Every entry below should be repeated exactly; the pictures should not.
======
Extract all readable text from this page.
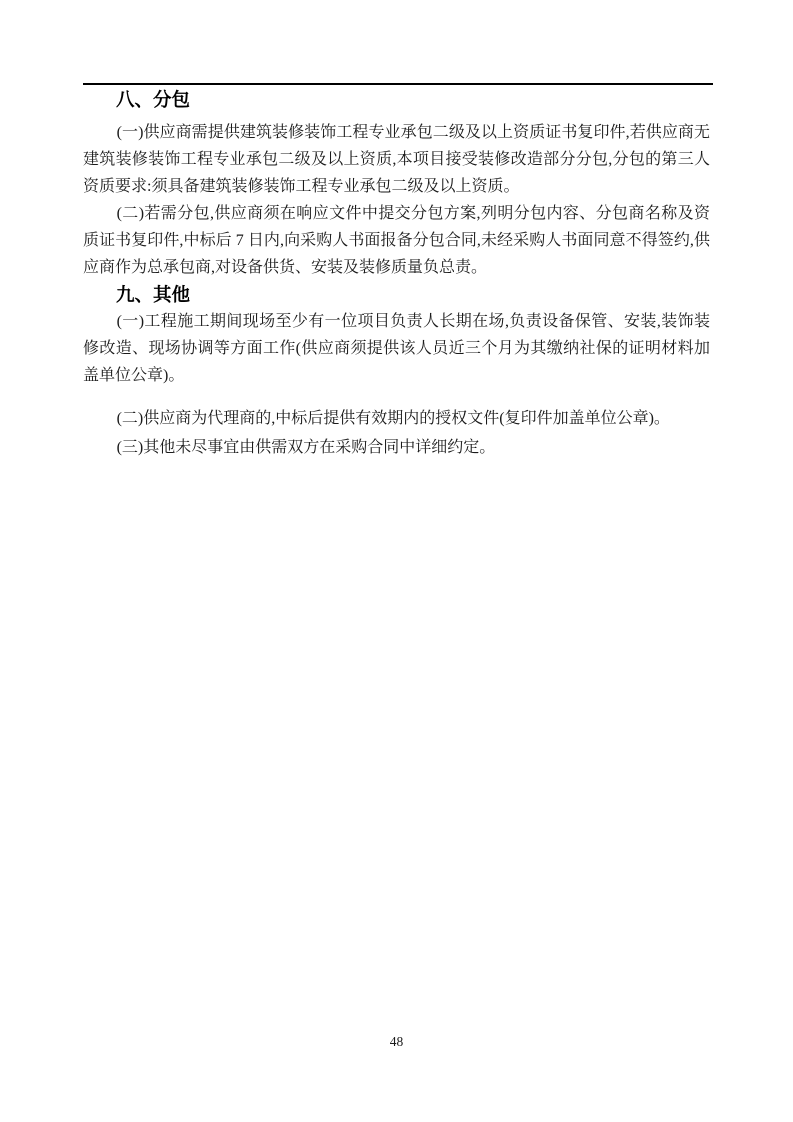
八、分包

(一)供应商需提供建筑装修装饰工程专业承包二级及以上资质证书复印件,若供应商无建筑装修装饰工程专业承包二级及以上资质,本项目接受装修改造部分分包,分包的第三人资质要求:须具备建筑装修装饰工程专业承包二级及以上资质。

(二)若需分包,供应商须在响应文件中提交分包方案,列明分包内容、分包商名称及资质证书复印件,中标后 7 日内,向采购人书面报备分包合同,未经采购人书面同意不得签约,供应商作为总承包商,对设备供货、安装及装修质量负总责。

九、其他

(一)工程施工期间现场至少有一位项目负责人长期在场,负责设备保管、安装,装饰装修改造、现场协调等方面工作(供应商须提供该人员近三个月为其缴纳社保的证明材料加盖单位公章)。

(二)供应商为代理商的,中标后提供有效期内的授权文件(复印件加盖单位公章)。

(三)其他未尽事宜由供需双方在采购合同中详细约定。

48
======
● **The response**:
Extract all readable text from this page.
八、分包

(一)供应商需提供建筑装修装饰工程专业承包二级及以上资质证书复印件,若供应商无建筑装修装饰工程专业承包二级及以上资质,本项目接受装修改造部分分包,分包的第三人资质要求:须具备建筑装修装饰工程专业承包二级及以上资质。

(二)若需分包,供应商须在响应文件中提交分包方案,列明分包内容、分包商名称及资质证书复印件,中标后 7 日内,向采购人书面报备分包合同,未经采购人书面同意不得签约,供应商作为总承包商,对设备供货、安装及装修质量负总责。

九、其他

(一)工程施工期间现场至少有一位项目负责人长期在场,负责设备保管、安装,装饰装修改造、现场协调等方面工作(供应商须提供该人员近三个月为其缴纳社保的证明材料加盖单位公章)。

(二)供应商为代理商的,中标后提供有效期内的授权文件(复印件加盖单位公章)。

(三)其他未尽事宜由供需双方在采购合同中详细约定。

48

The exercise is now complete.